**DIRECTION:** Copy out the lines below word for word, from the first one up to and including the line with "brand-line: Cervicorn xyxy=(1144,25,1234,48)".

**EXERCISE MATERIALS:**
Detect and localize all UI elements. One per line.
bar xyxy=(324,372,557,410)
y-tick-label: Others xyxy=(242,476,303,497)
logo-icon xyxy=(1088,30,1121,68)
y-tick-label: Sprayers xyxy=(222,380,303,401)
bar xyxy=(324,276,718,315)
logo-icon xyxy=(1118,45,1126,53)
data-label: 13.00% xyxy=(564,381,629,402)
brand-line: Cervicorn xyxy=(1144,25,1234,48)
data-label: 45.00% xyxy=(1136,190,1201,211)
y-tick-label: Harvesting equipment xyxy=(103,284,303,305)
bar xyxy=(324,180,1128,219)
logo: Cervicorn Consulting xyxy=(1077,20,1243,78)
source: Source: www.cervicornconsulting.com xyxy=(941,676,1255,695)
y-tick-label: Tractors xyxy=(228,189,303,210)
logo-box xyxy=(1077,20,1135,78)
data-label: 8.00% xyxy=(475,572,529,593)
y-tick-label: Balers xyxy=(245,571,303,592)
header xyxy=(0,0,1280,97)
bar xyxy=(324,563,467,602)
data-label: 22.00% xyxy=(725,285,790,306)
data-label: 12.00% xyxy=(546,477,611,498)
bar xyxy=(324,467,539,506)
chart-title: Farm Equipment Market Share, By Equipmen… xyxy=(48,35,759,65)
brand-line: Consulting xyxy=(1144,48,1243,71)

**SOLVED EXERCISE:**
Detect and localize all UI elements. One per line.
bar xyxy=(324,372,557,410)
y-tick-label: Others xyxy=(242,476,303,497)
logo-icon xyxy=(1088,30,1121,68)
y-tick-label: Sprayers xyxy=(222,380,303,401)
bar xyxy=(324,276,718,315)
logo-icon xyxy=(1118,45,1126,53)
data-label: 13.00% xyxy=(564,381,629,402)
brand-line: Cervicorn xyxy=(1144,25,1234,48)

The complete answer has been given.